**The problem:** Scan the material that follows. Copy every line containing the word "this".

**Data lines:**
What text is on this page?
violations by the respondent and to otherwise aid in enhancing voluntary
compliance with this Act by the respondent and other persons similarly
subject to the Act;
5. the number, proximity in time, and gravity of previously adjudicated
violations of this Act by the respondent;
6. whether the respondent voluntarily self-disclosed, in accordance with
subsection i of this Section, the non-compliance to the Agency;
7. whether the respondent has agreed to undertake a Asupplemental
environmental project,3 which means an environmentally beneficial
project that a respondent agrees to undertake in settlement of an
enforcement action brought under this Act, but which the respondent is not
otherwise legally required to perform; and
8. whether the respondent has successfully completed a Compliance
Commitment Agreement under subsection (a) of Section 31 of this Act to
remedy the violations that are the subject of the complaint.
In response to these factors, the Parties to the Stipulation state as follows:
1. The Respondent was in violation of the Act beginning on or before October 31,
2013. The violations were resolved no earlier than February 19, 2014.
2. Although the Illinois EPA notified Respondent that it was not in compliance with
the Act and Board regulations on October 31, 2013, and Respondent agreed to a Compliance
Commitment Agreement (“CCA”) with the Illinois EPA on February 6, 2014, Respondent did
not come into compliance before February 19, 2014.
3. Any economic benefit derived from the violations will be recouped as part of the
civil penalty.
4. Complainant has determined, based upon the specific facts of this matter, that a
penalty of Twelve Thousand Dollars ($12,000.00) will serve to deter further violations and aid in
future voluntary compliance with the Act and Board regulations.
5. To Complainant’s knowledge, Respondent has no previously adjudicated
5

**Exercise answer:**
What text is on this page?
compliance with this Act by the respondent and other persons similarly
violations of this Act by the respondent;
subsection i of this Section, the non-compliance to the Agency;
enforcement action brought under this Act, but which the respondent is not
Commitment Agreement under subsection (a) of Section 31 of this Act to
4. Complainant has determined, based upon the specific facts of this matter, that a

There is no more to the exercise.